- Written instruction
Filter for the word "источники" and keep each matching line.

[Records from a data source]
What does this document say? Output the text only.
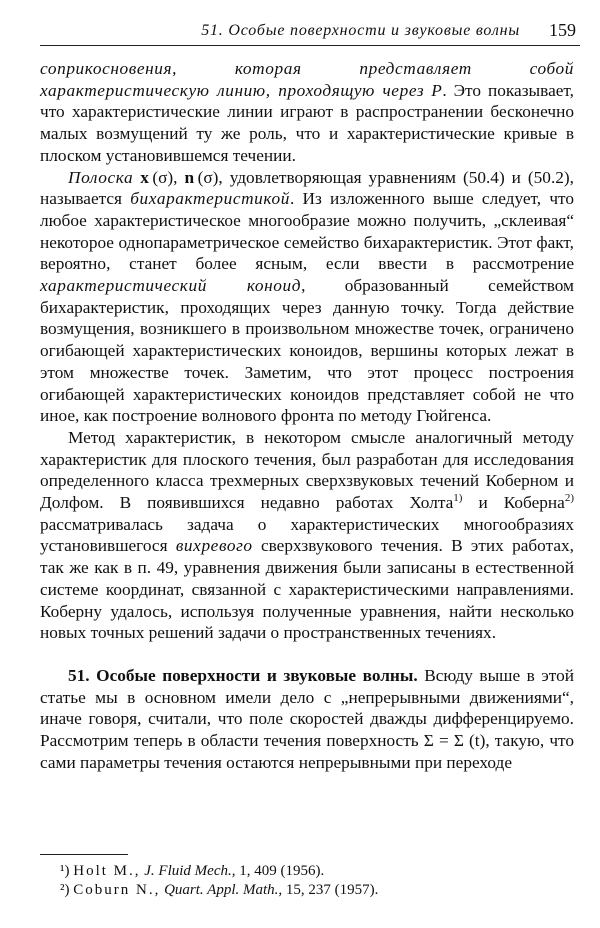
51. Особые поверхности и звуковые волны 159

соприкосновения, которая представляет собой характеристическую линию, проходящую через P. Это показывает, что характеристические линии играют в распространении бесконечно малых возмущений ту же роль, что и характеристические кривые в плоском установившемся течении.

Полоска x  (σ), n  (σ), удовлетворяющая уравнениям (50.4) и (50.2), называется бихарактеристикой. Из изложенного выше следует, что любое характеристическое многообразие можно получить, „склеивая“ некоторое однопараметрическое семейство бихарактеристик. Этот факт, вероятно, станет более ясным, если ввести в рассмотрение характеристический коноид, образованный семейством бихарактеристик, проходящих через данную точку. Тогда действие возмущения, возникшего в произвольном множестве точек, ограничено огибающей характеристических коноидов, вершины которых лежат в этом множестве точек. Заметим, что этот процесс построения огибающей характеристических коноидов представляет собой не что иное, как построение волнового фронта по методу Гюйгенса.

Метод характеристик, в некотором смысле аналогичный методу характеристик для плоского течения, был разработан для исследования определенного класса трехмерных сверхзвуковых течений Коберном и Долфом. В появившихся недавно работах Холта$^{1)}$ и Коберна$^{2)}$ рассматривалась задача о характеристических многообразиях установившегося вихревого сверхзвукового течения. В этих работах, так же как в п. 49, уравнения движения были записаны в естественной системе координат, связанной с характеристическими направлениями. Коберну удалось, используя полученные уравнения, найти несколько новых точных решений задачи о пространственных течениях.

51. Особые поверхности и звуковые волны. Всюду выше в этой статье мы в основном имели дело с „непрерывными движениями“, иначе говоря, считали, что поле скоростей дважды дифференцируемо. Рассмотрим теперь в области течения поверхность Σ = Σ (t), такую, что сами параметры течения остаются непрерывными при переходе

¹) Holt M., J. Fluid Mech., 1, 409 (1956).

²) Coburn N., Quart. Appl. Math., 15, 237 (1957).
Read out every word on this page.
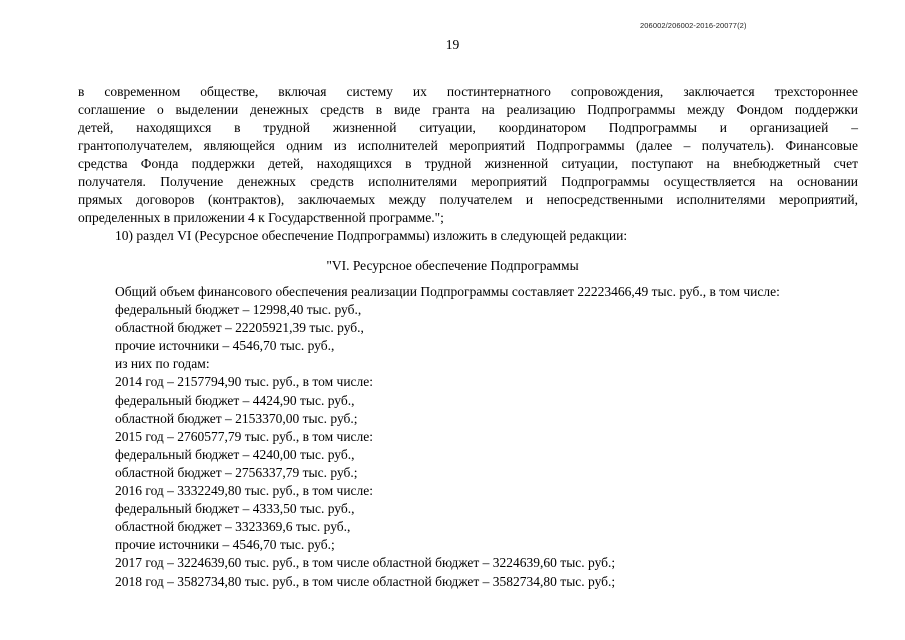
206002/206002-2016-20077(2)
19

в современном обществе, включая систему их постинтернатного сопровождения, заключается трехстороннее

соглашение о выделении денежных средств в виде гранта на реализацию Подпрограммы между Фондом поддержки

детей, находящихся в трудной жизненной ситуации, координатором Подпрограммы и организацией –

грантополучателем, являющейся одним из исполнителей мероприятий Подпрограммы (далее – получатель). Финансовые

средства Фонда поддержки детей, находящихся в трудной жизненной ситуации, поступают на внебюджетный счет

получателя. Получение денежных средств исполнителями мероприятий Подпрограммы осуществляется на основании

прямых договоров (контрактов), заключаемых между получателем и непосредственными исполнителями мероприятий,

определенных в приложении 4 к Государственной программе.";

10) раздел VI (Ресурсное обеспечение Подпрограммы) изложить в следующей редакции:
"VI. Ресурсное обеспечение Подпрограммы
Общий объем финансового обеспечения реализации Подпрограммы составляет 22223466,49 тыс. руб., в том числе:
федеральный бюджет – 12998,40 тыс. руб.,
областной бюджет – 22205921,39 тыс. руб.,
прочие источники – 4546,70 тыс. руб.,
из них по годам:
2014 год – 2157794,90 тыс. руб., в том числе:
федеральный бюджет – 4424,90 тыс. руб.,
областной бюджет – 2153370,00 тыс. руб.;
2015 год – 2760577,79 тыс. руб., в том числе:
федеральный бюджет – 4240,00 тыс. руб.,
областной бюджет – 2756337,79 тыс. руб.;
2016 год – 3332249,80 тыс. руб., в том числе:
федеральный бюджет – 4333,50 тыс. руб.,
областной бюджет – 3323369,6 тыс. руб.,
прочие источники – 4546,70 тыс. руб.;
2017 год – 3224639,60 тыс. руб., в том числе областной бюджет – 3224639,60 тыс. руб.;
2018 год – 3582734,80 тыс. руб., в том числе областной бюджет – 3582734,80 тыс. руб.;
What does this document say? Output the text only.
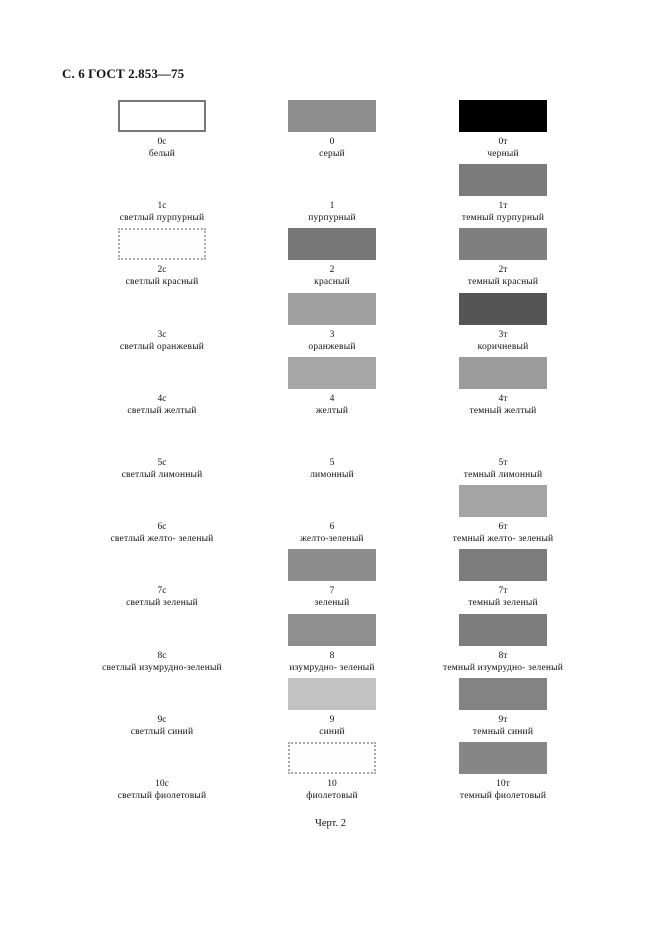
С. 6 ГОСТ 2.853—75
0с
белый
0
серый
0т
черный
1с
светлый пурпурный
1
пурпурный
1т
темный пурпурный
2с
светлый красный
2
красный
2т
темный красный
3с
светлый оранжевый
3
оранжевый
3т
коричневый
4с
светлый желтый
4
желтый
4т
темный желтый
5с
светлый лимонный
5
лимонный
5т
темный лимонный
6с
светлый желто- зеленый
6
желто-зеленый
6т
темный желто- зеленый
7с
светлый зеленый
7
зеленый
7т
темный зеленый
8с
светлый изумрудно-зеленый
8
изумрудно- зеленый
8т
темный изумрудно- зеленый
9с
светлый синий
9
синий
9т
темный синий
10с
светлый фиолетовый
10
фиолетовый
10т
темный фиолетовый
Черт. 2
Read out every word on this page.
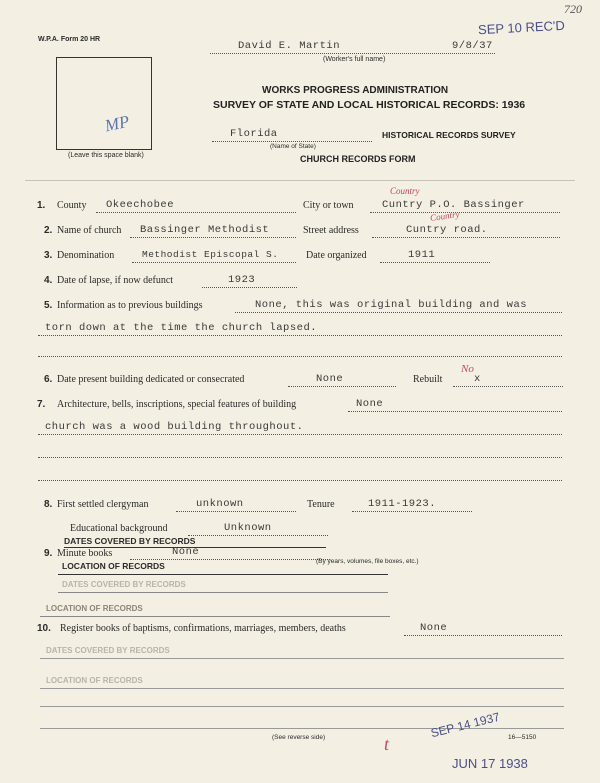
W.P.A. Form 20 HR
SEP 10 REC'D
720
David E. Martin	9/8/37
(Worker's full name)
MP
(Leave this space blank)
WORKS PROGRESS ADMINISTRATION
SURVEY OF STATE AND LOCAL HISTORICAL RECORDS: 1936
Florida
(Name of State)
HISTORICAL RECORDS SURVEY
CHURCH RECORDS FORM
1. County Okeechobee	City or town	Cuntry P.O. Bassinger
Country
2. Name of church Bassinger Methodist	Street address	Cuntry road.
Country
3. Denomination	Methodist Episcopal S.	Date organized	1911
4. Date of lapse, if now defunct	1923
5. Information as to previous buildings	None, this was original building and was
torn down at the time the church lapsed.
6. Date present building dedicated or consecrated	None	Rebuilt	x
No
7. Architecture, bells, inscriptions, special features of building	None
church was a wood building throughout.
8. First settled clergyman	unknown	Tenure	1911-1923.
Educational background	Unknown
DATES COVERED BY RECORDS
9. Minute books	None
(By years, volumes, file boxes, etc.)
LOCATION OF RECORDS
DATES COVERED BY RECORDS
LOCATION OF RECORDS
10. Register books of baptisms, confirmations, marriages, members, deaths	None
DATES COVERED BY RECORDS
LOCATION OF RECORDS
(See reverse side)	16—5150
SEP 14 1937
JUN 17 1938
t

- Answer to this problem
прочие источники – 4546,70 тыс. руб.,
прочие источники – 4546,70 тыс. руб.;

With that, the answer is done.